Requirements.
All of the lines below are to be printed again exactly; images are excluded from the output.

Data lines.
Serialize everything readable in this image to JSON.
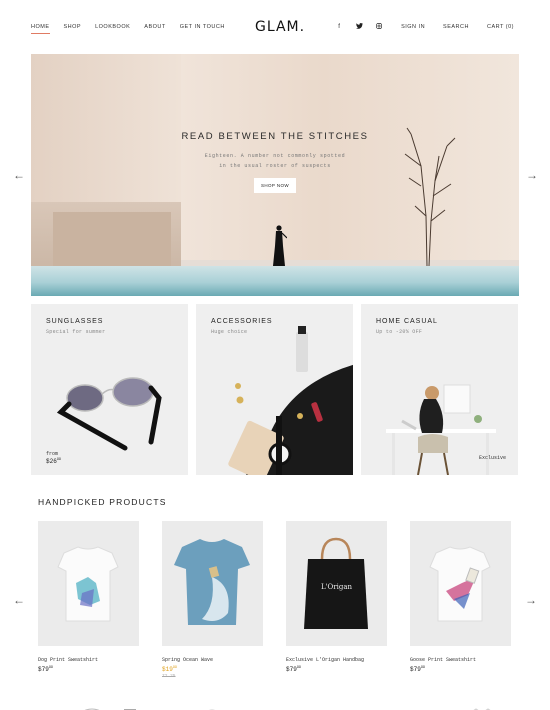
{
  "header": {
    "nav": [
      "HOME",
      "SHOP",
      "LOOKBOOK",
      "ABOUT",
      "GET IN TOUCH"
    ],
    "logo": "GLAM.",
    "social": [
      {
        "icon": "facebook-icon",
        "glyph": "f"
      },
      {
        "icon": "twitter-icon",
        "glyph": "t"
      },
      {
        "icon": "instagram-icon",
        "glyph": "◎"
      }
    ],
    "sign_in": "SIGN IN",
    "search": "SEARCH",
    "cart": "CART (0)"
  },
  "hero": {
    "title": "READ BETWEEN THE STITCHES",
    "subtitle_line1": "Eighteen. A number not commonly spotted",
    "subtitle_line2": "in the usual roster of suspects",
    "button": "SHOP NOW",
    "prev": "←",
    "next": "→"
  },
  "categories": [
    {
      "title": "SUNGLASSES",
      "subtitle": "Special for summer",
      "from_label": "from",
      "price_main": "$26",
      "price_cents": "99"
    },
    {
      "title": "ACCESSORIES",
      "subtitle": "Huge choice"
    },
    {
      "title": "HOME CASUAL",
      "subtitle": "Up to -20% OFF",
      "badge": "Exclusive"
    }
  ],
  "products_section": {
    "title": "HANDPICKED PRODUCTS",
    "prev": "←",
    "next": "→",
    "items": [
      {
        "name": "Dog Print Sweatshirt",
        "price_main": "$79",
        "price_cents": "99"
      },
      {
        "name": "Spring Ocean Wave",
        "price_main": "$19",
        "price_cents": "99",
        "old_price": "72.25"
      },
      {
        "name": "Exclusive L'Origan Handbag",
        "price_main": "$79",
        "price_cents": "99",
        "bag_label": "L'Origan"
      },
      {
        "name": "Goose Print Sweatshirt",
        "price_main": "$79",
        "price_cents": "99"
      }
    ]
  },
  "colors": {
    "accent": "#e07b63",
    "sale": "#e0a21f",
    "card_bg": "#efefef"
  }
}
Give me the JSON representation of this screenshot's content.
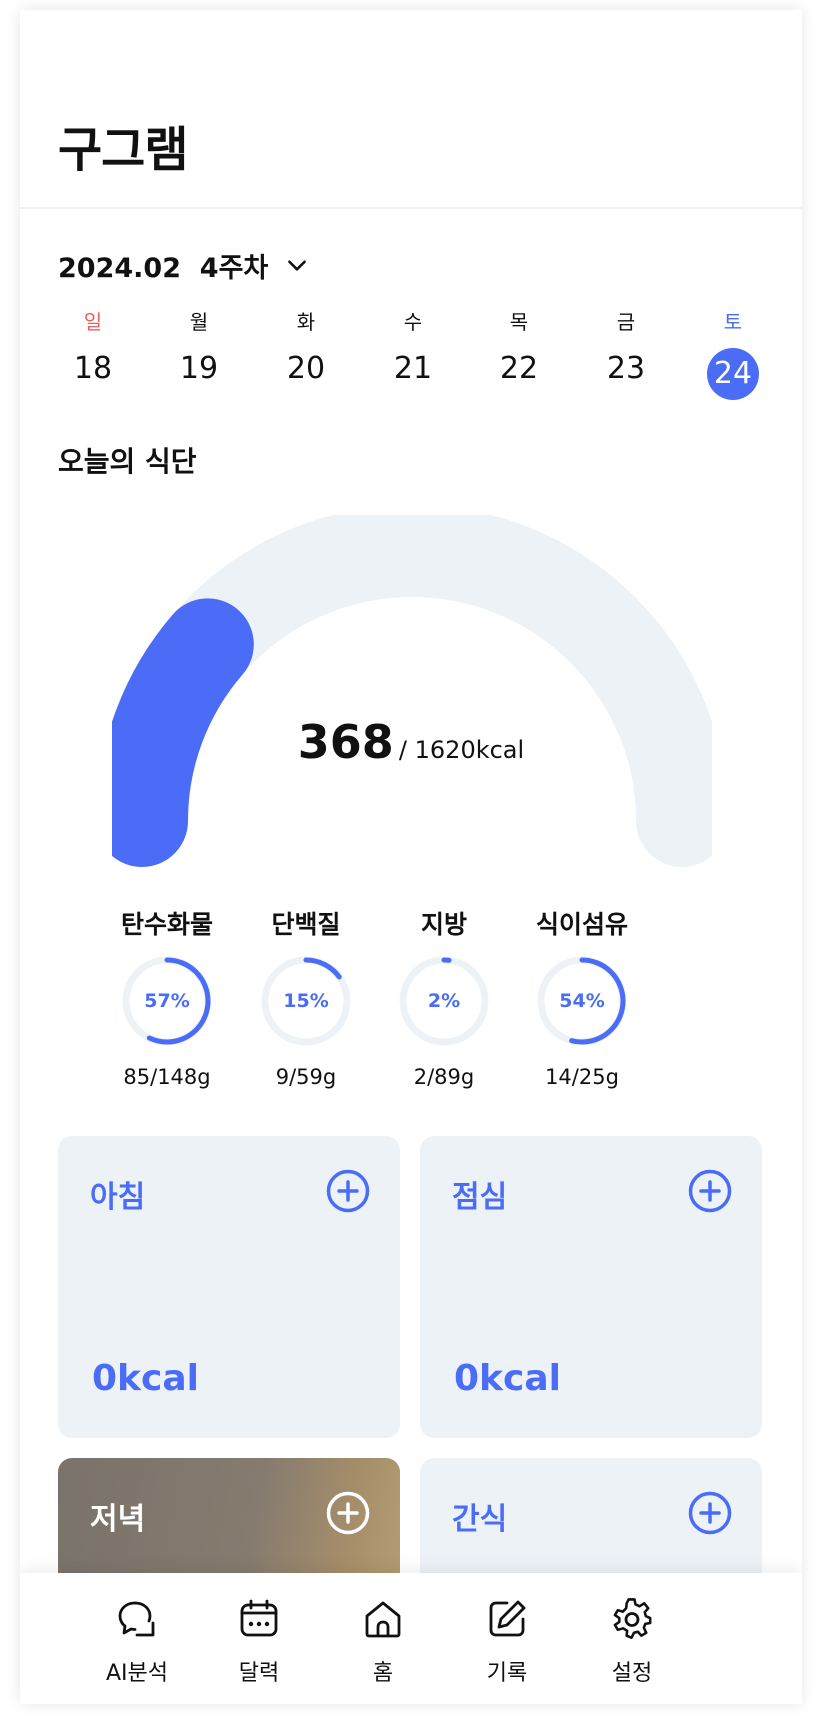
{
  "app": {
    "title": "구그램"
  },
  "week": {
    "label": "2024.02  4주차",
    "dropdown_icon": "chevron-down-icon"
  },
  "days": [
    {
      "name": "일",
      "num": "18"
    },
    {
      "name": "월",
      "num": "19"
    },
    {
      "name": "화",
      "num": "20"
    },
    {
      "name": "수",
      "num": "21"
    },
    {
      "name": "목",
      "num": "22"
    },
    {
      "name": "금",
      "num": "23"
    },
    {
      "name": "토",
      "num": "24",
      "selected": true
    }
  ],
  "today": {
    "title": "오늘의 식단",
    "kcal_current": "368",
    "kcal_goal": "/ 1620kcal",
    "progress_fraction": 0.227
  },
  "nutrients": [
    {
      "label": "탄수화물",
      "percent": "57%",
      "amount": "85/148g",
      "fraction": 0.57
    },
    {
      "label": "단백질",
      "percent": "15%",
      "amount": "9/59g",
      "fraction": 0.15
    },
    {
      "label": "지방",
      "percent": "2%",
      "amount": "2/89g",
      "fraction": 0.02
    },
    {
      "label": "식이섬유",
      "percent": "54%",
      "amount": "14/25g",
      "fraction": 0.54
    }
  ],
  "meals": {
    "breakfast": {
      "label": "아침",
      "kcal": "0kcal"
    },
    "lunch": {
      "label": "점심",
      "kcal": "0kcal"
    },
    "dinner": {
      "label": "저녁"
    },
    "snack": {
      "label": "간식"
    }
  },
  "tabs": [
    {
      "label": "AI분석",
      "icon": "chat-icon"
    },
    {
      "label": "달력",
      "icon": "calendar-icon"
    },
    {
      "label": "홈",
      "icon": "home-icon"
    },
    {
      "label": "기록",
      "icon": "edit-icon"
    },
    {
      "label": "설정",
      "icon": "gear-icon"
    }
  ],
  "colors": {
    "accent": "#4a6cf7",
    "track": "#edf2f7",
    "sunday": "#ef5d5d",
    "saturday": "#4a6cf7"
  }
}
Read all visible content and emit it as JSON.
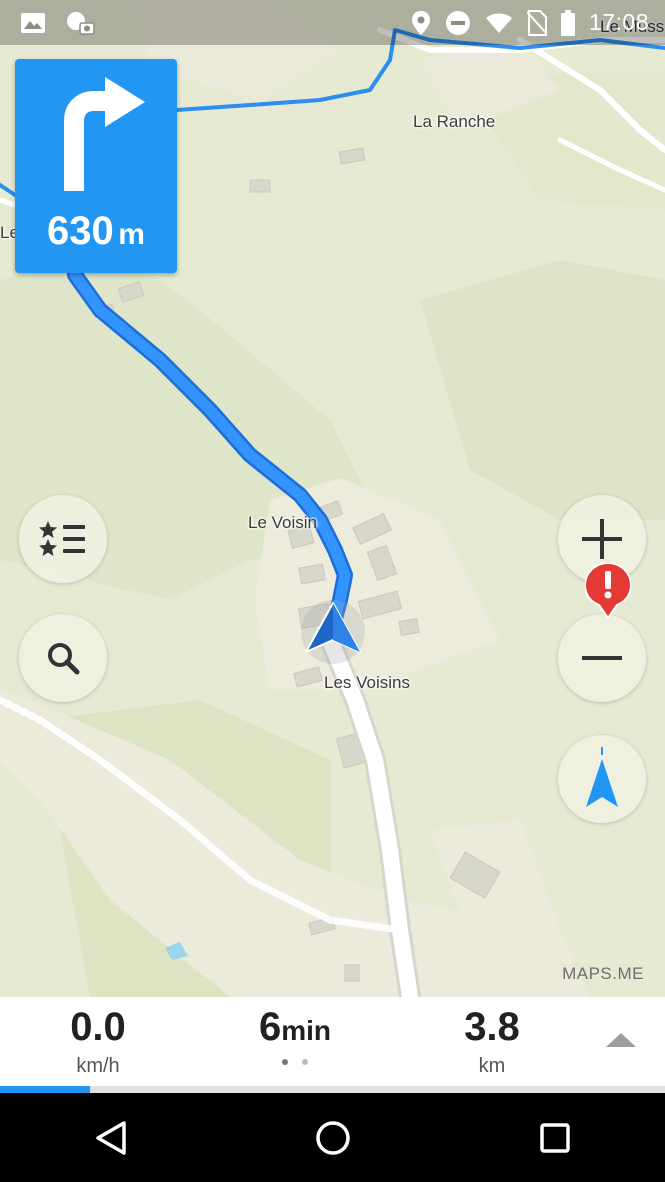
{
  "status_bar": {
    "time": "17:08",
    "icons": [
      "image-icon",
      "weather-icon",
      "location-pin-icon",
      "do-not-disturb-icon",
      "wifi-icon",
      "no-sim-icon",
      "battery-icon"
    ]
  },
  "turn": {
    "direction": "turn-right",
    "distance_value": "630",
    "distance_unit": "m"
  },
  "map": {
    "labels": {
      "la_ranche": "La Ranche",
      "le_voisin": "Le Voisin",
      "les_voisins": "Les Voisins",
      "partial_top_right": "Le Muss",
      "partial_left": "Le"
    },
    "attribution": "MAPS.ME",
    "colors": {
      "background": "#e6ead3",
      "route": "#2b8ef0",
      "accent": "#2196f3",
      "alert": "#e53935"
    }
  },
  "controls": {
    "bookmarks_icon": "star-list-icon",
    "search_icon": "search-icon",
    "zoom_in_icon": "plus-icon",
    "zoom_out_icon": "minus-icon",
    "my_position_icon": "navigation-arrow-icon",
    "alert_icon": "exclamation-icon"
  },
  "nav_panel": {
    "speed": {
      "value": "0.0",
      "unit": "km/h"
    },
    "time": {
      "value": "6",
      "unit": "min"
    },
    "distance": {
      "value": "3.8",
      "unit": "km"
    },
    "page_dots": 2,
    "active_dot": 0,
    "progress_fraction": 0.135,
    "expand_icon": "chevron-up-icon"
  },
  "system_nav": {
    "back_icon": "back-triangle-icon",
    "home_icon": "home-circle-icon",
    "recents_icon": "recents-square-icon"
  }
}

Completed exercise.
Serialize everything readable in this image to JSON.
{
  "header": {
    "nav": [
      "HOME",
      "SHOP",
      "LOOKBOOK",
      "ABOUT",
      "GET IN TOUCH"
    ],
    "logo": "GLAM.",
    "social": [
      {
        "icon": "facebook-icon",
        "glyph": "f"
      },
      {
        "icon": "twitter-icon",
        "glyph": "t"
      },
      {
        "icon": "instagram-icon",
        "glyph": "◎"
      }
    ],
    "sign_in": "SIGN IN",
    "search": "SEARCH",
    "cart": "CART (0)"
  },
  "hero": {
    "title": "READ BETWEEN THE STITCHES",
    "subtitle_line1": "Eighteen. A number not commonly spotted",
    "subtitle_line2": "in the usual roster of suspects",
    "button": "SHOP NOW",
    "prev": "←",
    "next": "→"
  },
  "categories": [
    {
      "title": "SUNGLASSES",
      "subtitle": "Special for summer",
      "from_label": "from",
      "price_main": "$26",
      "price_cents": "99"
    },
    {
      "title": "ACCESSORIES",
      "subtitle": "Huge choice"
    },
    {
      "title": "HOME CASUAL",
      "subtitle": "Up to -20% OFF",
      "badge": "Exclusive"
    }
  ],
  "products_section": {
    "title": "HANDPICKED PRODUCTS",
    "prev": "←",
    "next": "→",
    "items": [
      {
        "name": "Dog Print Sweatshirt",
        "price_main": "$79",
        "price_cents": "99"
      },
      {
        "name": "Spring Ocean Wave",
        "price_main": "$19",
        "price_cents": "99",
        "old_price": "72.25"
      },
      {
        "name": "Exclusive L'Origan Handbag",
        "price_main": "$79",
        "price_cents": "99",
        "bag_label": "L'Origan"
      },
      {
        "name": "Goose Print Sweatshirt",
        "price_main": "$79",
        "price_cents": "99"
      }
    ]
  },
  "colors": {
    "accent": "#e07b63",
    "sale": "#e0a21f",
    "card_bg": "#efefef"
  }
}
Give me the JSON representation of this screenshot's content.
{
  "app": {
    "title": "구그램"
  },
  "week": {
    "label": "2024.02  4주차",
    "dropdown_icon": "chevron-down-icon"
  },
  "days": [
    {
      "name": "일",
      "num": "18"
    },
    {
      "name": "월",
      "num": "19"
    },
    {
      "name": "화",
      "num": "20"
    },
    {
      "name": "수",
      "num": "21"
    },
    {
      "name": "목",
      "num": "22"
    },
    {
      "name": "금",
      "num": "23"
    },
    {
      "name": "토",
      "num": "24",
      "selected": true
    }
  ],
  "today": {
    "title": "오늘의 식단",
    "kcal_current": "368",
    "kcal_goal": "/ 1620kcal",
    "progress_fraction": 0.227
  },
  "nutrients": [
    {
      "label": "탄수화물",
      "percent": "57%",
      "amount": "85/148g",
      "fraction": 0.57
    },
    {
      "label": "단백질",
      "percent": "15%",
      "amount": "9/59g",
      "fraction": 0.15
    },
    {
      "label": "지방",
      "percent": "2%",
      "amount": "2/89g",
      "fraction": 0.02
    },
    {
      "label": "식이섬유",
      "percent": "54%",
      "amount": "14/25g",
      "fraction": 0.54
    }
  ],
  "meals": {
    "breakfast": {
      "label": "아침",
      "kcal": "0kcal"
    },
    "lunch": {
      "label": "점심",
      "kcal": "0kcal"
    },
    "dinner": {
      "label": "저녁"
    },
    "snack": {
      "label": "간식"
    }
  },
  "tabs": [
    {
      "label": "AI분석",
      "icon": "chat-icon"
    },
    {
      "label": "달력",
      "icon": "calendar-icon"
    },
    {
      "label": "홈",
      "icon": "home-icon"
    },
    {
      "label": "기록",
      "icon": "edit-icon"
    },
    {
      "label": "설정",
      "icon": "gear-icon"
    }
  ],
  "colors": {
    "accent": "#4a6cf7",
    "track": "#edf2f7",
    "sunday": "#ef5d5d",
    "saturday": "#4a6cf7"
  }
}
Read all visible content and emit it as JSON.
{
  "status_bar": {
    "time": "17:08",
    "icons": [
      "image-icon",
      "weather-icon",
      "location-pin-icon",
      "do-not-disturb-icon",
      "wifi-icon",
      "no-sim-icon",
      "battery-icon"
    ]
  },
  "turn": {
    "direction": "turn-right",
    "distance_value": "630",
    "distance_unit": "m"
  },
  "map": {
    "labels": {
      "la_ranche": "La Ranche",
      "le_voisin": "Le Voisin",
      "les_voisins": "Les Voisins",
      "partial_top_right": "Le Muss",
      "partial_left": "Le"
    },
    "attribution": "MAPS.ME",
    "colors": {
      "background": "#e6ead3",
      "route": "#2b8ef0",
      "accent": "#2196f3",
      "alert": "#e53935"
    }
  },
  "controls": {
    "bookmarks_icon": "star-list-icon",
    "search_icon": "search-icon",
    "zoom_in_icon": "plus-icon",
    "zoom_out_icon": "minus-icon",
    "my_position_icon": "navigation-arrow-icon",
    "alert_icon": "exclamation-icon"
  },
  "nav_panel": {
    "speed": {
      "value": "0.0",
      "unit": "km/h"
    },
    "time": {
      "value": "6",
      "unit": "min"
    },
    "distance": {
      "value": "3.8",
      "unit": "km"
    },
    "page_dots": 2,
    "active_dot": 0,
    "progress_fraction": 0.135,
    "expand_icon": "chevron-up-icon"
  },
  "system_nav": {
    "back_icon": "back-triangle-icon",
    "home_icon": "home-circle-icon",
    "recents_icon": "recents-square-icon"
  }
}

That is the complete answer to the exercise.